#### The task
How many lines of these records hold the string "this"? Reply with the number alone.

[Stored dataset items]

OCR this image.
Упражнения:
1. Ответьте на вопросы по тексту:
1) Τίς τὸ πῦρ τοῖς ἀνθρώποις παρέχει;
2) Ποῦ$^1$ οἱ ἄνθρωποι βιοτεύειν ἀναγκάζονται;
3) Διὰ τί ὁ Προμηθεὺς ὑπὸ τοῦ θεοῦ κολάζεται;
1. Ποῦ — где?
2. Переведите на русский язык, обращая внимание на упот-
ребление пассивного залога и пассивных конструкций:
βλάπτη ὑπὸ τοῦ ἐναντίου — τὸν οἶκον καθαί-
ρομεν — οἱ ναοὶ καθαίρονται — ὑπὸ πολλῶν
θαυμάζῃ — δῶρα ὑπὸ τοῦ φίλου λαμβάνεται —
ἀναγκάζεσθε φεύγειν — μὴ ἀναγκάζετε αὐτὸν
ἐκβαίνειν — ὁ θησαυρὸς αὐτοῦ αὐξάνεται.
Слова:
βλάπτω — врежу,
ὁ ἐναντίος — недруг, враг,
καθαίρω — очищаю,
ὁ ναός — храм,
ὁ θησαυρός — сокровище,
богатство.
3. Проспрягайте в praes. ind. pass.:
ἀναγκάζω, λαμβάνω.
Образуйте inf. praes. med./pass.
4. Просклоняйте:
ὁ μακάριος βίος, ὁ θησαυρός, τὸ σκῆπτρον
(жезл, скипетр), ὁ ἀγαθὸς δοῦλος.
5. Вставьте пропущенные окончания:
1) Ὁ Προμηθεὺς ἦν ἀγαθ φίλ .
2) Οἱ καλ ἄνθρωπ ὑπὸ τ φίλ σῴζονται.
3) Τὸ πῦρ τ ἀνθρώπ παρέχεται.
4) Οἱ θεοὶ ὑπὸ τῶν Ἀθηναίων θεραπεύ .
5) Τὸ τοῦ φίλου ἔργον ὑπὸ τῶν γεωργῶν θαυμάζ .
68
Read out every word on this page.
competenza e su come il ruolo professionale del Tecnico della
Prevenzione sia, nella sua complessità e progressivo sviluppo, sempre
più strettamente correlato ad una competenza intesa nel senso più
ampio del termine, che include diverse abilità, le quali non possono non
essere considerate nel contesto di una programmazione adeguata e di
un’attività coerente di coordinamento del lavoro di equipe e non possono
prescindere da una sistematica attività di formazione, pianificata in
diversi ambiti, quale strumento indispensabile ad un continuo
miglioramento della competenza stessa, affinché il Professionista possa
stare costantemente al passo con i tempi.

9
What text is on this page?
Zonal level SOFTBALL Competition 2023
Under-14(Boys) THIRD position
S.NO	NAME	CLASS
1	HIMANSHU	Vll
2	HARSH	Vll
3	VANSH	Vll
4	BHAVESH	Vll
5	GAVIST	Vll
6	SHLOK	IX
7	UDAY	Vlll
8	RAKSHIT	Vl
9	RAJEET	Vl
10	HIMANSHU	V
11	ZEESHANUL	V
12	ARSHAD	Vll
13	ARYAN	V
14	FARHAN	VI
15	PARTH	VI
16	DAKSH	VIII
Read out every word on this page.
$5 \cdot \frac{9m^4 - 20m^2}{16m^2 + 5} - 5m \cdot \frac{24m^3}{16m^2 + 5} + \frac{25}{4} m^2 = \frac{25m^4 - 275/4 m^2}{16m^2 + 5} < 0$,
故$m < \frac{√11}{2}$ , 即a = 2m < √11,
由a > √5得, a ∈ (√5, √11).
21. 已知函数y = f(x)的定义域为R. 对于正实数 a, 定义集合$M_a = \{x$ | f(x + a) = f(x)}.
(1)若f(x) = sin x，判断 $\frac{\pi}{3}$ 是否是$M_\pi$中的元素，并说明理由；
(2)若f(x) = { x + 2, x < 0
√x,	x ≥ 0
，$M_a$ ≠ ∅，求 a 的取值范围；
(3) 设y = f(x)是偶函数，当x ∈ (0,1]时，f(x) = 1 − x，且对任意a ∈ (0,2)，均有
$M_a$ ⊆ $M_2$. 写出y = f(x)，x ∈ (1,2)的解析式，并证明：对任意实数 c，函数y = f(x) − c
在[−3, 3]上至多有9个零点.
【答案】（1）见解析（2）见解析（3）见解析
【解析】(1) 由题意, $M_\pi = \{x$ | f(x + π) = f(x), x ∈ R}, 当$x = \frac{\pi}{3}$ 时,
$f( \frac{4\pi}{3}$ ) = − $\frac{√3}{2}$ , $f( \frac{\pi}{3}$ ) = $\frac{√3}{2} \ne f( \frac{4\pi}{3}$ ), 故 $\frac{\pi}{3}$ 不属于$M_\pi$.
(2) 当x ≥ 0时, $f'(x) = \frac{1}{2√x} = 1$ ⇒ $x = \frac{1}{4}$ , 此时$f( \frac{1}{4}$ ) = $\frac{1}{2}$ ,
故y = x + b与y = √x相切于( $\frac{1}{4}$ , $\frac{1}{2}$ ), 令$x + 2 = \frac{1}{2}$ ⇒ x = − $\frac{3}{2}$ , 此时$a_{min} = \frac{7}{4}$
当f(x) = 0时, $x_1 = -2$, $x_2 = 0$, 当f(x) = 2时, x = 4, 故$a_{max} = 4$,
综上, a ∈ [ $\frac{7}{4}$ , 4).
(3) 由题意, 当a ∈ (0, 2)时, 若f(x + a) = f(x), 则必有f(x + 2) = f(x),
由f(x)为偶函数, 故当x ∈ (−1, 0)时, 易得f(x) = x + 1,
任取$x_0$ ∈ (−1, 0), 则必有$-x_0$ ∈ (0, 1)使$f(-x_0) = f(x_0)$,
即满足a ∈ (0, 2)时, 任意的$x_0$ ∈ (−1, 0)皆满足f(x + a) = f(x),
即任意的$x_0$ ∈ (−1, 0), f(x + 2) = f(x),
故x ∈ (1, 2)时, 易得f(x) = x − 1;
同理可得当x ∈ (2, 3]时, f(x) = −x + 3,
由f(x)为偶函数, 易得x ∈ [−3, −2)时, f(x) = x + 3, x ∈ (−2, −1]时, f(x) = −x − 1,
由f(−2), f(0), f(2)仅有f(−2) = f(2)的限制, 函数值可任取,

#### Exercise solution
4